___ Stored rows

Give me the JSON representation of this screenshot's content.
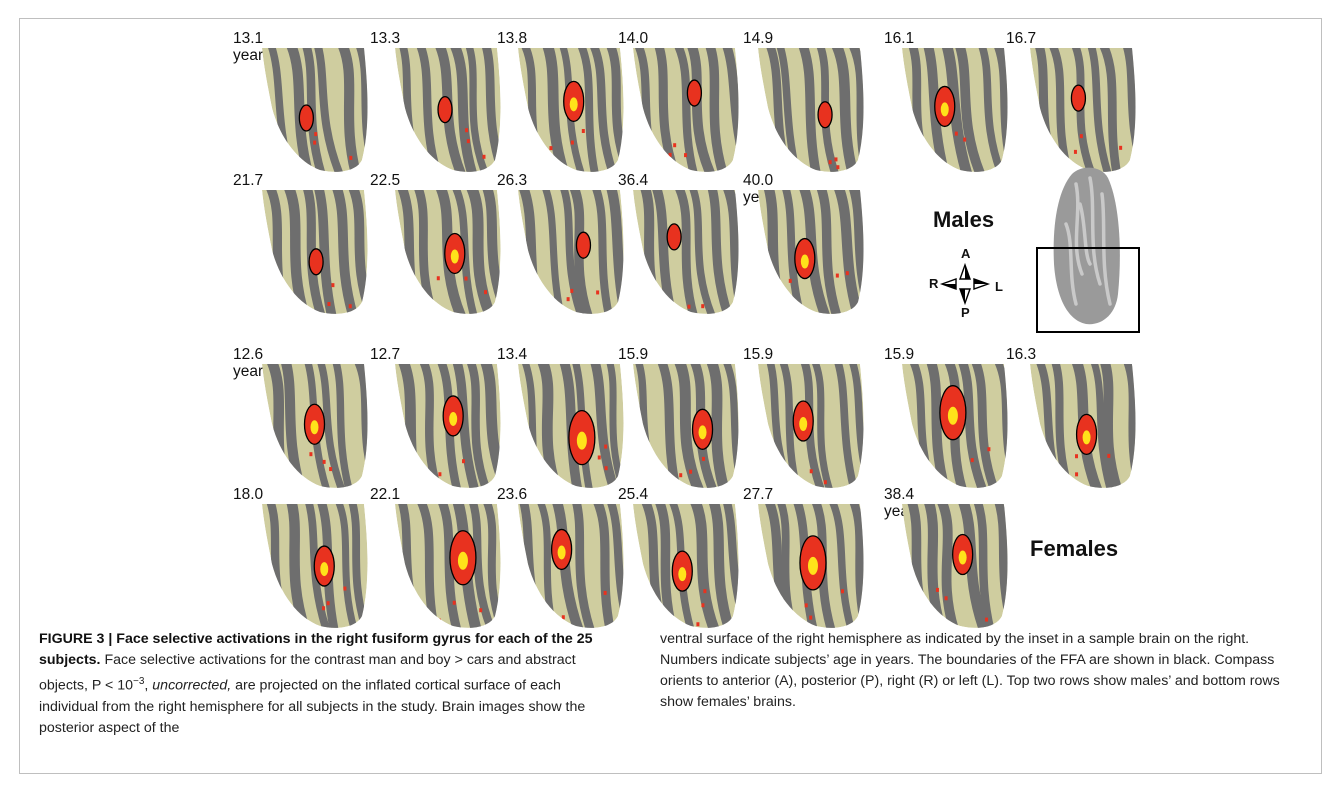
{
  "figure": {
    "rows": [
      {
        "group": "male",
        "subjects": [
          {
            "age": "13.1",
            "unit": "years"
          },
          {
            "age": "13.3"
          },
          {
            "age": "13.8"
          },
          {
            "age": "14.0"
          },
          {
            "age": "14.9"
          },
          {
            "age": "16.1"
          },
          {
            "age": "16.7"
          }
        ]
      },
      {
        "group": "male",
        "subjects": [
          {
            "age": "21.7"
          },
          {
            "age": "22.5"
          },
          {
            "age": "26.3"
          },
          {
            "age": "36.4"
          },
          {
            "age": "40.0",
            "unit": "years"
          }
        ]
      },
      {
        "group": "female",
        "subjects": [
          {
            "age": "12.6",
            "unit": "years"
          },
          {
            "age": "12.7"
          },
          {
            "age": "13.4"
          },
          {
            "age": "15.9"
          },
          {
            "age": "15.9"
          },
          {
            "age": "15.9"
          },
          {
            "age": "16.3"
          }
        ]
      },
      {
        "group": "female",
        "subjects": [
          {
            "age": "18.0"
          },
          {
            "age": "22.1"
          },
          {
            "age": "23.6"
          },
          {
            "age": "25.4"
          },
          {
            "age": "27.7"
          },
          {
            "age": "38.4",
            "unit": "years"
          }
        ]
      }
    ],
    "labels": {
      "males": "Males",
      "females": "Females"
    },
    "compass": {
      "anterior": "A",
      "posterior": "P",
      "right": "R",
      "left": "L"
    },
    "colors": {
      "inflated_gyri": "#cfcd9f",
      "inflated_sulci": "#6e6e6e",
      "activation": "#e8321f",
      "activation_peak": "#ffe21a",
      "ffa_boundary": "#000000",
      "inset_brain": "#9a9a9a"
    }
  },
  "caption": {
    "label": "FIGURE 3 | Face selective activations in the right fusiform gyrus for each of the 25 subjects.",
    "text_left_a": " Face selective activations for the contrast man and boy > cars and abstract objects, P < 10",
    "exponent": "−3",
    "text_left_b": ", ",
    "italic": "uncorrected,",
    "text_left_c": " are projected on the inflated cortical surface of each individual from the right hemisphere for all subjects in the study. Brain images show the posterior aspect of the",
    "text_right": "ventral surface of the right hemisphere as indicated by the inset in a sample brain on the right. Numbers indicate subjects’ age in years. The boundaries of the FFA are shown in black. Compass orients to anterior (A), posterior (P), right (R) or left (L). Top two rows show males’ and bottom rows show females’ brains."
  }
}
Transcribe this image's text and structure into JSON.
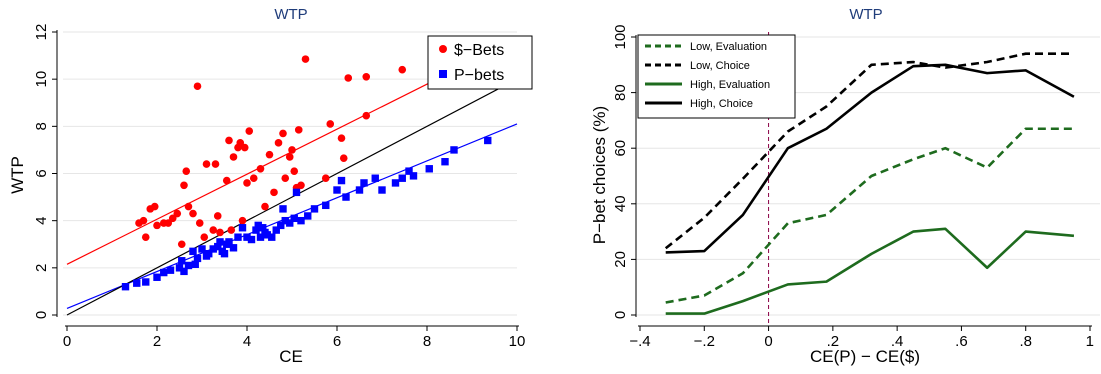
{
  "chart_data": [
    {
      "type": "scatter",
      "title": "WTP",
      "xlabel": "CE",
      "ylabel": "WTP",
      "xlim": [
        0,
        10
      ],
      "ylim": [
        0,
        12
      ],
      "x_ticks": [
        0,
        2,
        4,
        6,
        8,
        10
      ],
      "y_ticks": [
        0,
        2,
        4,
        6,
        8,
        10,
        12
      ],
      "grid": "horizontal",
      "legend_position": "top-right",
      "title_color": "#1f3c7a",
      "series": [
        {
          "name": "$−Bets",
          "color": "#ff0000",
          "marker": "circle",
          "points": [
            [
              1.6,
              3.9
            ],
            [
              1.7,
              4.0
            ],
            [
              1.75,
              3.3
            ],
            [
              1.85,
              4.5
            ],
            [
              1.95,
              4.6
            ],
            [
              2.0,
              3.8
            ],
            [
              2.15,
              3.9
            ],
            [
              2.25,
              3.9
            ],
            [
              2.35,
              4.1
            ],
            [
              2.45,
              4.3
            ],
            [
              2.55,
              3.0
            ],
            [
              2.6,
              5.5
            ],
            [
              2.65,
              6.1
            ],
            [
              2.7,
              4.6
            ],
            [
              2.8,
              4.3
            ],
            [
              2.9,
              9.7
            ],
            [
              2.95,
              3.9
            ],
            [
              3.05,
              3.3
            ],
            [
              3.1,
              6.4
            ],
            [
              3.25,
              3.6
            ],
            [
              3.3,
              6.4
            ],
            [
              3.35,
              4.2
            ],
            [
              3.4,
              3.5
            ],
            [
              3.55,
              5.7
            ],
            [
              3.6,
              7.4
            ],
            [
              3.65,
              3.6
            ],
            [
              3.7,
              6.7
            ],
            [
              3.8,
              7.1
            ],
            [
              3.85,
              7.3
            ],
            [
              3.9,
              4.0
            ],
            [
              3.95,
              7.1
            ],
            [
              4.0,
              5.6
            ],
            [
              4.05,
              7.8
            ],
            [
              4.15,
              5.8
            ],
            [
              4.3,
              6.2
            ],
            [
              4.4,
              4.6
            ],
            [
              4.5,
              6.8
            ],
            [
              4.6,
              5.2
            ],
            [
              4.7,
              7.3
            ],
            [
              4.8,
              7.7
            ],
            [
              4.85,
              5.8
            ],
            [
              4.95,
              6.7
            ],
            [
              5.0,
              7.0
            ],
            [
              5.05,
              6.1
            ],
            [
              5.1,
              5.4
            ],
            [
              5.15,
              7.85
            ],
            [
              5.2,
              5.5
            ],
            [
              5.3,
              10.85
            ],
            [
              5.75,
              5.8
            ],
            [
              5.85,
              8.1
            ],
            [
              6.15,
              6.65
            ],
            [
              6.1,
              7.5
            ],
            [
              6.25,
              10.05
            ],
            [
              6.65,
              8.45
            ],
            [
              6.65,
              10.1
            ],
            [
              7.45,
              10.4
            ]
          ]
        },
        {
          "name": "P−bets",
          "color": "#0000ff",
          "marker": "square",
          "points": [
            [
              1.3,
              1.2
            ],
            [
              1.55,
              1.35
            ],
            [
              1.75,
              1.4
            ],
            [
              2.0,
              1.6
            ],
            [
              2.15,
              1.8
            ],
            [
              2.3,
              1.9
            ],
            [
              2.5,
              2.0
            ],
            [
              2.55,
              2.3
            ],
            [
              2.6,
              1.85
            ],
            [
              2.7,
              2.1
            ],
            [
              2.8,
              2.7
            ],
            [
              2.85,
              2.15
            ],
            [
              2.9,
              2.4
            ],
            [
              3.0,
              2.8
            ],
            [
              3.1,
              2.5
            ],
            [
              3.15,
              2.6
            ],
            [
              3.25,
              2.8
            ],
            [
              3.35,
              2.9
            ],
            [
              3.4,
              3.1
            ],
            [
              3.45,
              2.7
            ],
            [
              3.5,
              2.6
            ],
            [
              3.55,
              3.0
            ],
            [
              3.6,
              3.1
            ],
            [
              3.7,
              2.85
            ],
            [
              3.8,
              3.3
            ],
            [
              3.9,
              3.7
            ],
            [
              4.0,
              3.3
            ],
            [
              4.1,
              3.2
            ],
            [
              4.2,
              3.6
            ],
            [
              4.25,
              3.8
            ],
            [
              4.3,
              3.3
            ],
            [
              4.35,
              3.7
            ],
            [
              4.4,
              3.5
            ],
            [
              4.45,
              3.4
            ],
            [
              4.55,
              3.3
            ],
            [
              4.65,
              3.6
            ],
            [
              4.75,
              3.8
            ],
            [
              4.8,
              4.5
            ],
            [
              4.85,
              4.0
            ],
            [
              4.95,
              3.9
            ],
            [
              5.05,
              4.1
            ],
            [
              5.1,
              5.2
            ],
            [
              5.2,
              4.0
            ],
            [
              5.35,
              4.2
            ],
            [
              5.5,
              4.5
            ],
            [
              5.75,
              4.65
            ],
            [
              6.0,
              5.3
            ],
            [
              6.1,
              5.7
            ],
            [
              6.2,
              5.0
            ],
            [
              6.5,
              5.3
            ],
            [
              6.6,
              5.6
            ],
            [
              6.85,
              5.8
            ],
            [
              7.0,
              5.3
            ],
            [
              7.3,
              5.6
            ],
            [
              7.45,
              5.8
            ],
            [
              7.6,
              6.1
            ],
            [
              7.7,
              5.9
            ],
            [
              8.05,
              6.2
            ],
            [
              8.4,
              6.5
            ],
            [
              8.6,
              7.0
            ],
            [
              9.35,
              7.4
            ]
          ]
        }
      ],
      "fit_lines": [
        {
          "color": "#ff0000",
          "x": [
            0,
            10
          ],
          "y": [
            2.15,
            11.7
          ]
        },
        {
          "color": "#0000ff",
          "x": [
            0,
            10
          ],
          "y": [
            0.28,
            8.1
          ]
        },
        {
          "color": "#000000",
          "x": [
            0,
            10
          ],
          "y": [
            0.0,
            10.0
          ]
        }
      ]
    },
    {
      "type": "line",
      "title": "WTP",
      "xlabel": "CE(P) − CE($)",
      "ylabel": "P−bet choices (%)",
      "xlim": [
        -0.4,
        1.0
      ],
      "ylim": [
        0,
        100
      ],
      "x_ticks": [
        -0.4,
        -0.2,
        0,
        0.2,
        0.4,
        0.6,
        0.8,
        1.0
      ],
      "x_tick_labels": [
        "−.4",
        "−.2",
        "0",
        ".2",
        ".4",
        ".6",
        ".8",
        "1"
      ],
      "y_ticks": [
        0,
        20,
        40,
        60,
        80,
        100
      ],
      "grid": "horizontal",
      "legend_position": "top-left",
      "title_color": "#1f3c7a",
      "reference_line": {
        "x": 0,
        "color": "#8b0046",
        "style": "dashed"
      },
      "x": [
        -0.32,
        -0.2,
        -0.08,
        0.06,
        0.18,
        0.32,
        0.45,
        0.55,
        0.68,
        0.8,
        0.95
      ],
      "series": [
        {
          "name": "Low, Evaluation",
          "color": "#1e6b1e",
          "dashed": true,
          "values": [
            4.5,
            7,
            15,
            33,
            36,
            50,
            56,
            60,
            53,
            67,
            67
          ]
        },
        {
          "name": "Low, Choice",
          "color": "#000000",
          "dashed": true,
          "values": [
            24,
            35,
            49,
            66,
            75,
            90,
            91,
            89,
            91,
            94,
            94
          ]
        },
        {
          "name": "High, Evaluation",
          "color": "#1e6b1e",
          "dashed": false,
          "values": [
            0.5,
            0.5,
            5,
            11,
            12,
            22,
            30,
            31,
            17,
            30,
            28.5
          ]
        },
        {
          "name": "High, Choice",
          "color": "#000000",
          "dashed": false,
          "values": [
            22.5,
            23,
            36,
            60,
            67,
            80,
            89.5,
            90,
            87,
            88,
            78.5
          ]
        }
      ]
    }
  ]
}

______

Set exercise: Every line that holds the word "each" should be extracted.

Answer to the task:
    "label": "FIGURE 3 | Face selective activations in the right fusiform gyrus for each of the 25 subjects.",
    "text_left_c": " are projected on the inflated cortical surface of each individual from the right hemisphere for all subjects in the study. Brain images show the posterior aspect of the",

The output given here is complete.